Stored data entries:

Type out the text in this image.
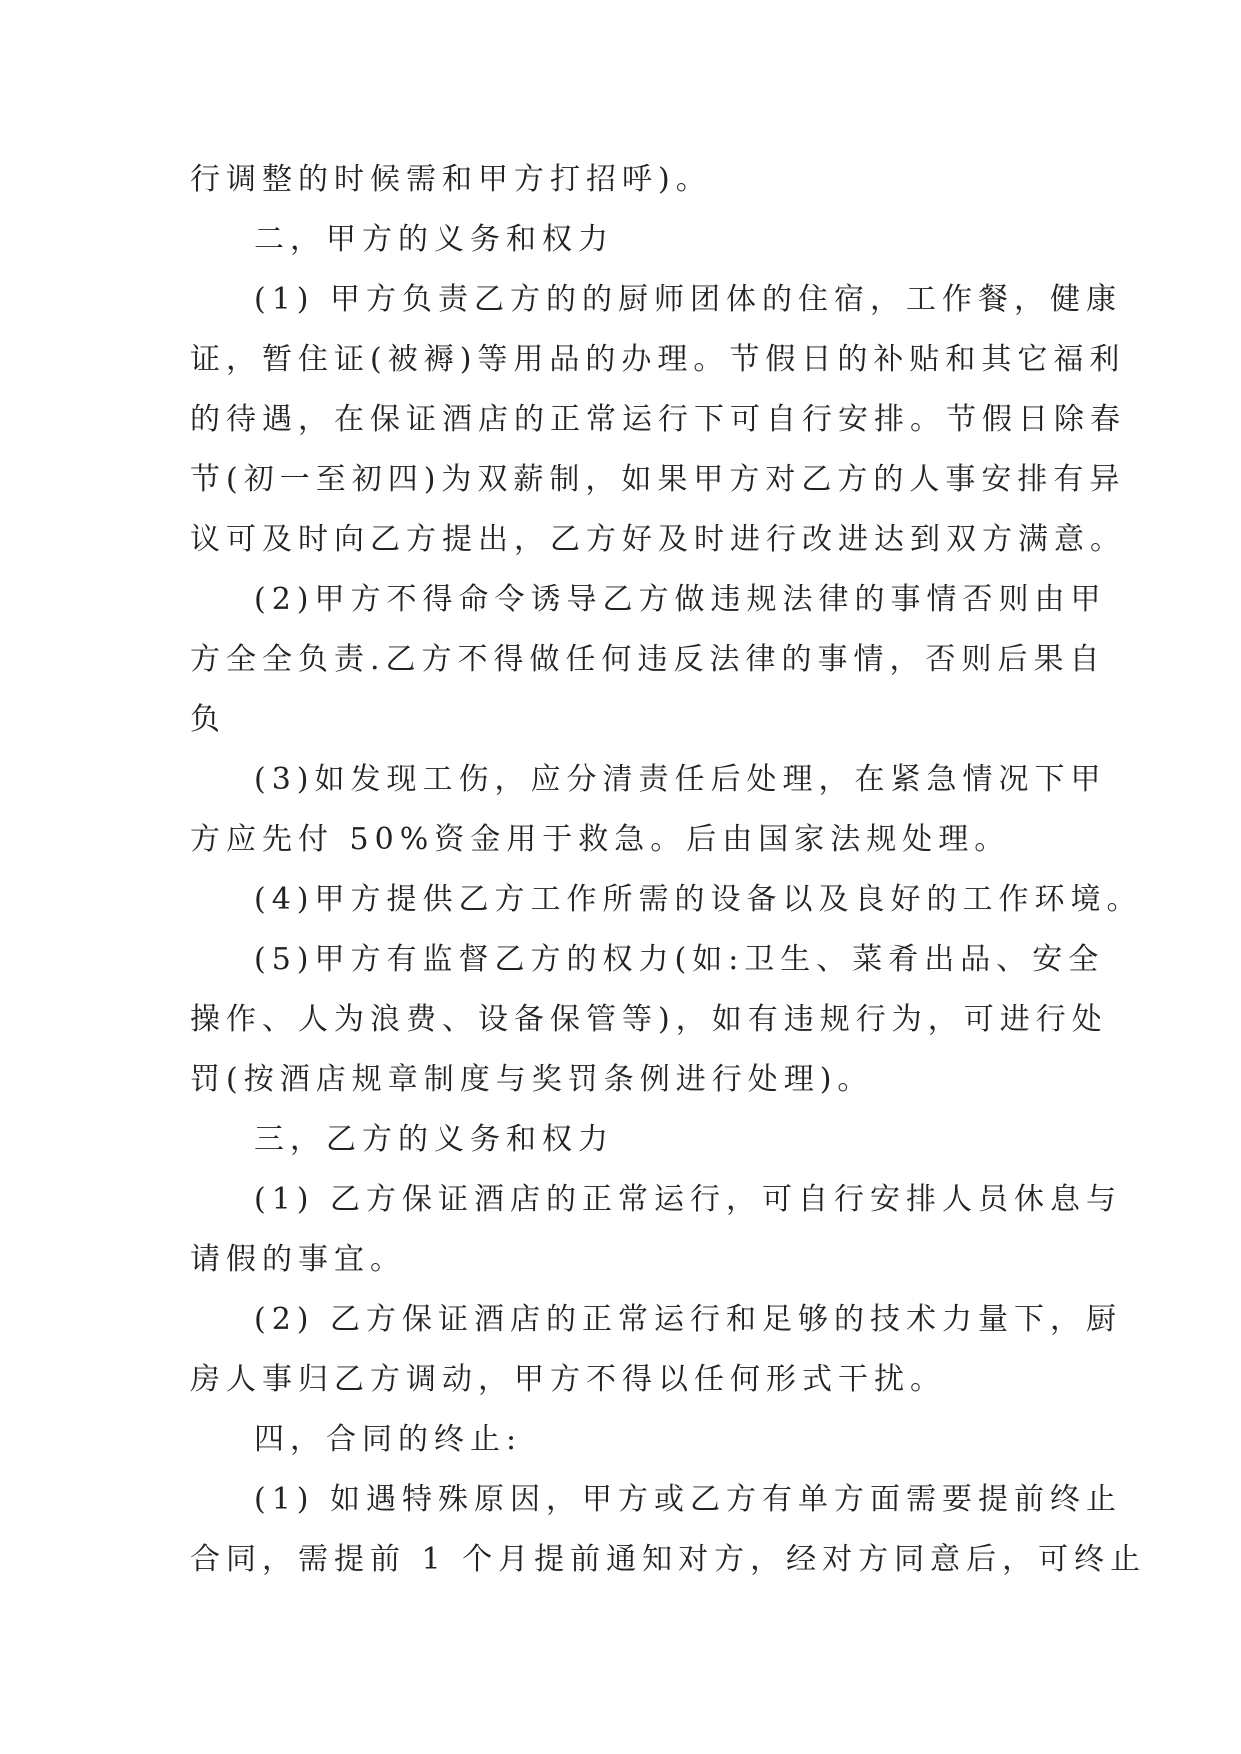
行调整的时候需和甲方打招呼)。
二，甲方的义务和权力
(1) 甲方负责乙方的的厨师团体的住宿，工作餐，健康
证，暂住证(被褥)等用品的办理。节假日的补贴和其它福利
的待遇，在保证酒店的正常运行下可自行安排。节假日除春
节(初一至初四)为双薪制，如果甲方对乙方的人事安排有异
议可及时向乙方提出，乙方好及时进行改进达到双方满意。
(2)甲方不得命令诱导乙方做违规法律的事情否则由甲
方全全负责.乙方不得做任何违反法律的事情，否则后果自
负
(3)如发现工伤，应分清责任后处理，在紧急情况下甲
方应先付 50%资金用于救急。后由国家法规处理。
(4)甲方提供乙方工作所需的设备以及良好的工作环境。
(5)甲方有监督乙方的权力(如:卫生、菜肴出品、安全
操作、人为浪费、设备保管等)，如有违规行为，可进行处
罚(按酒店规章制度与奖罚条例进行处理)。
三，乙方的义务和权力
(1) 乙方保证酒店的正常运行，可自行安排人员休息与
请假的事宜。
(2) 乙方保证酒店的正常运行和足够的技术力量下，厨
房人事归乙方调动，甲方不得以任何形式干扰。
四，合同的终止:
(1) 如遇特殊原因，甲方或乙方有单方面需要提前终止
合同，需提前 1 个月提前通知对方，经对方同意后，可终止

WHAT TO PRODUCE: Pictures are excluded; output everything else in the data verbatim.

FINISHED TASK:
Type out the text in this image.
行调整的时候需和甲方打招呼)。
二，甲方的义务和权力
(1) 甲方负责乙方的的厨师团体的住宿，工作餐，健康
证，暂住证(被褥)等用品的办理。节假日的补贴和其它福利
的待遇，在保证酒店的正常运行下可自行安排。节假日除春
节(初一至初四)为双薪制，如果甲方对乙方的人事安排有异
议可及时向乙方提出，乙方好及时进行改进达到双方满意。
(2)甲方不得命令诱导乙方做违规法律的事情否则由甲
方全全负责.乙方不得做任何违反法律的事情，否则后果自
负
(3)如发现工伤，应分清责任后处理，在紧急情况下甲
方应先付 50%资金用于救急。后由国家法规处理。
(4)甲方提供乙方工作所需的设备以及良好的工作环境。
(5)甲方有监督乙方的权力(如:卫生、菜肴出品、安全
操作、人为浪费、设备保管等)，如有违规行为，可进行处
罚(按酒店规章制度与奖罚条例进行处理)。
三，乙方的义务和权力
(1) 乙方保证酒店的正常运行，可自行安排人员休息与
请假的事宜。
(2) 乙方保证酒店的正常运行和足够的技术力量下，厨
房人事归乙方调动，甲方不得以任何形式干扰。
四，合同的终止:
(1) 如遇特殊原因，甲方或乙方有单方面需要提前终止
合同，需提前 1 个月提前通知对方，经对方同意后，可终止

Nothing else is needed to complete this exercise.